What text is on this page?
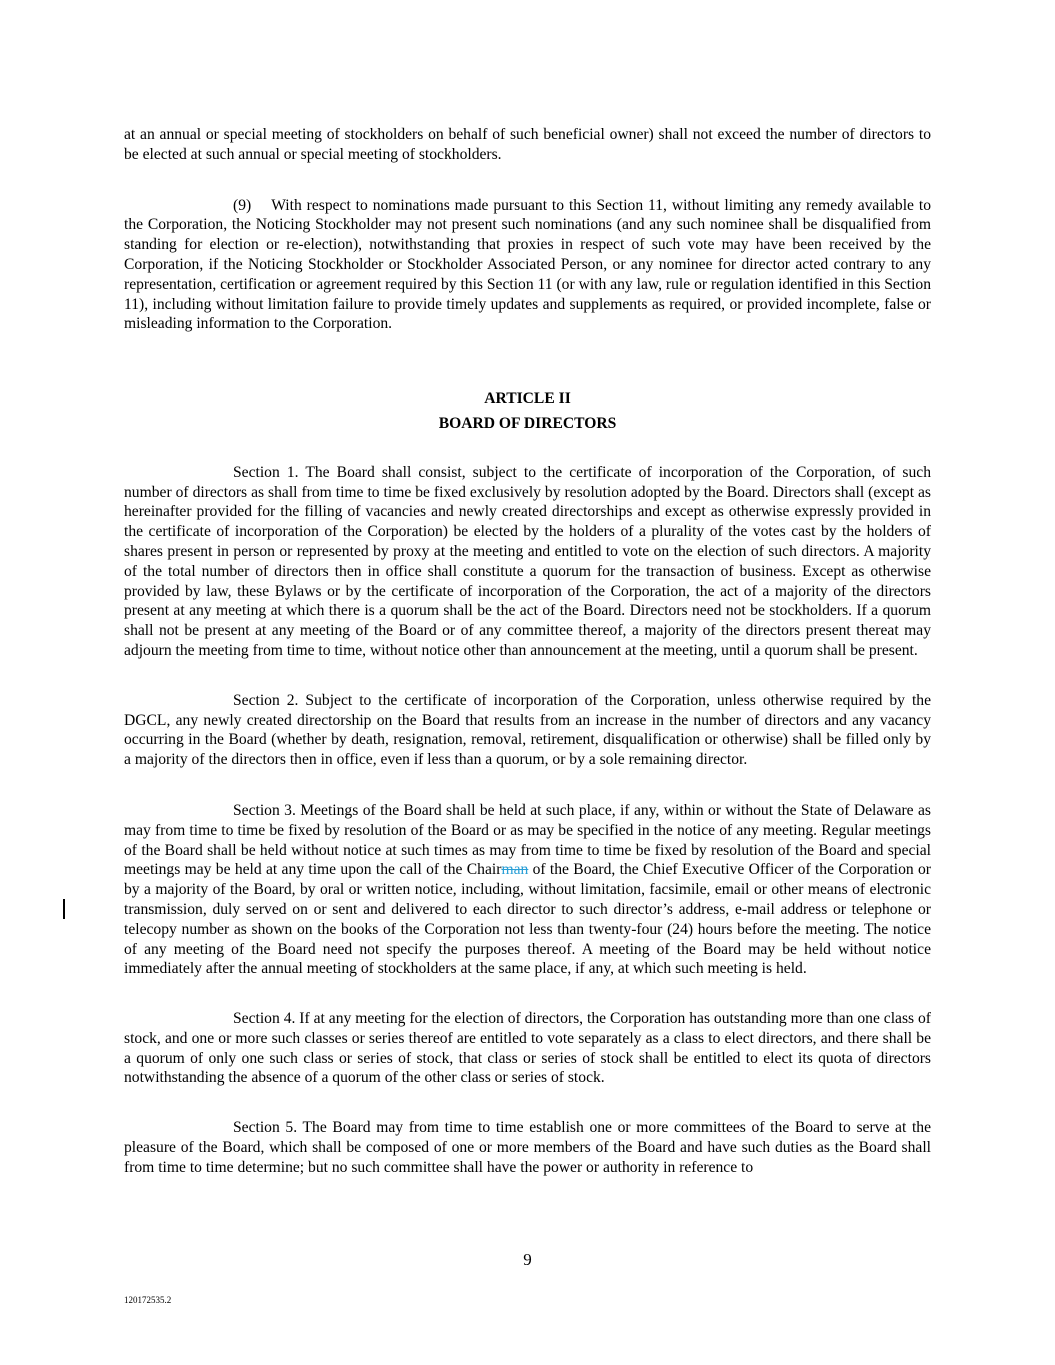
at an annual or special meeting of stockholders on behalf of such beneficial owner) shall not exceed the number of directors to be elected at such annual or special meeting of stockholders.

(9) With respect to nominations made pursuant to this Section 11, without limiting any remedy available to the Corporation, the Noticing Stockholder may not present such nominations (and any such nominee shall be disqualified from standing for election or re-election), notwithstanding that proxies in respect of such vote may have been received by the Corporation, if the Noticing Stockholder or Stockholder Associated Person, or any nominee for director acted contrary to any representation, certification or agreement required by this Section 11 (or with any law, rule or regulation identified in this Section 11), including without limitation failure to provide timely updates and supplements as required, or provided incomplete, false or misleading information to the Corporation.

ARTICLE II

BOARD OF DIRECTORS

Section 1. The Board shall consist, subject to the certificate of incorporation of the Corporation, of such number of directors as shall from time to time be fixed exclusively by resolution adopted by the Board. Directors shall (except as hereinafter provided for the filling of vacancies and newly created directorships and except as otherwise expressly provided in the certificate of incorporation of the Corporation) be elected by the holders of a plurality of the votes cast by the holders of shares present in person or represented by proxy at the meeting and entitled to vote on the election of such directors. A majority of the total number of directors then in office shall constitute a quorum for the transaction of business. Except as otherwise provided by law, these Bylaws or by the certificate of incorporation of the Corporation, the act of a majority of the directors present at any meeting at which there is a quorum shall be the act of the Board. Directors need not be stockholders. If a quorum shall not be present at any meeting of the Board or of any committee thereof, a majority of the directors present thereat may adjourn the meeting from time to time, without notice other than announcement at the meeting, until a quorum shall be present.

Section 2. Subject to the certificate of incorporation of the Corporation, unless otherwise required by the DGCL, any newly created directorship on the Board that results from an increase in the number of directors and any vacancy occurring in the Board (whether by death, resignation, removal, retirement, disqualification or otherwise) shall be filled only by a majority of the directors then in office, even if less than a quorum, or by a sole remaining director.

Section 3. Meetings of the Board shall be held at such place, if any, within or without the State of Delaware as may from time to time be fixed by resolution of the Board or as may be specified in the notice of any meeting. Regular meetings of the Board shall be held without notice at such times as may from time to time be fixed by resolution of the Board and special meetings may be held at any time upon the call of the Chairman of the Board, the Chief Executive Officer of the Corporation or by a majority of the Board, by oral or written notice, including, without limitation, facsimile, email or other means of electronic transmission, duly served on or sent and delivered to each director to such director’s address, e-mail address or telephone or telecopy number as shown on the books of the Corporation not less than twenty-four (24) hours before the meeting. The notice of any meeting of the Board need not specify the purposes thereof. A meeting of the Board may be held without notice immediately after the annual meeting of stockholders at the same place, if any, at which such meeting is held.

Section 4. If at any meeting for the election of directors, the Corporation has outstanding more than one class of stock, and one or more such classes or series thereof are entitled to vote separately as a class to elect directors, and there shall be a quorum of only one such class or series of stock, that class or series of stock shall be entitled to elect its quota of directors notwithstanding the absence of a quorum of the other class or series of stock.

Section 5. The Board may from time to time establish one or more committees of the Board to serve at the pleasure of the Board, which shall be composed of one or more members of the Board and have such duties as the Board shall from time to time determine; but no such committee shall have the power or authority in reference to

9
120172535.2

= = = = =

YOUR INSTRUCTIONS: Copy the data word for word. Pictures do not go in the copy.

TASK OUTPUT:
What text is on this page?
at an annual or special meeting of stockholders on behalf of such beneficial owner) shall not exceed the number of directors to be elected at such annual or special meeting of stockholders.

(9) With respect to nominations made pursuant to this Section 11, without limiting any remedy available to the Corporation, the Noticing Stockholder may not present such nominations (and any such nominee shall be disqualified from standing for election or re-election), notwithstanding that proxies in respect of such vote may have been received by the Corporation, if the Noticing Stockholder or Stockholder Associated Person, or any nominee for director acted contrary to any representation, certification or agreement required by this Section 11 (or with any law, rule or regulation identified in this Section 11), including without limitation failure to provide timely updates and supplements as required, or provided incomplete, false or misleading information to the Corporation.

ARTICLE II

BOARD OF DIRECTORS

Section 1. The Board shall consist, subject to the certificate of incorporation of the Corporation, of such number of directors as shall from time to time be fixed exclusively by resolution adopted by the Board. Directors shall (except as hereinafter provided for the filling of vacancies and newly created directorships and except as otherwise expressly provided in the certificate of incorporation of the Corporation) be elected by the holders of a plurality of the votes cast by the holders of shares present in person or represented by proxy at the meeting and entitled to vote on the election of such directors. A majority of the total number of directors then in office shall constitute a quorum for the transaction of business. Except as otherwise provided by law, these Bylaws or by the certificate of incorporation of the Corporation, the act of a majority of the directors present at any meeting at which there is a quorum shall be the act of the Board. Directors need not be stockholders. If a quorum shall not be present at any meeting of the Board or of any committee thereof, a majority of the directors present thereat may adjourn the meeting from time to time, without notice other than announcement at the meeting, until a quorum shall be present.

Section 2. Subject to the certificate of incorporation of the Corporation, unless otherwise required by the DGCL, any newly created directorship on the Board that results from an increase in the number of directors and any vacancy occurring in the Board (whether by death, resignation, removal, retirement, disqualification or otherwise) shall be filled only by a majority of the directors then in office, even if less than a quorum, or by a sole remaining director.

Section 3. Meetings of the Board shall be held at such place, if any, within or without the State of Delaware as may from time to time be fixed by resolution of the Board or as may be specified in the notice of any meeting. Regular meetings of the Board shall be held without notice at such times as may from time to time be fixed by resolution of the Board and special meetings may be held at any time upon the call of the Chairman of the Board, the Chief Executive Officer of the Corporation or by a majority of the Board, by oral or written notice, including, without limitation, facsimile, email or other means of electronic transmission, duly served on or sent and delivered to each director to such director’s address, e-mail address or telephone or telecopy number as shown on the books of the Corporation not less than twenty-four (24) hours before the meeting. The notice of any meeting of the Board need not specify the purposes thereof. A meeting of the Board may be held without notice immediately after the annual meeting of stockholders at the same place, if any, at which such meeting is held.

Section 4. If at any meeting for the election of directors, the Corporation has outstanding more than one class of stock, and one or more such classes or series thereof are entitled to vote separately as a class to elect directors, and there shall be a quorum of only one such class or series of stock, that class or series of stock shall be entitled to elect its quota of directors notwithstanding the absence of a quorum of the other class or series of stock.

Section 5. The Board may from time to time establish one or more committees of the Board to serve at the pleasure of the Board, which shall be composed of one or more members of the Board and have such duties as the Board shall from time to time determine; but no such committee shall have the power or authority in reference to

9
120172535.2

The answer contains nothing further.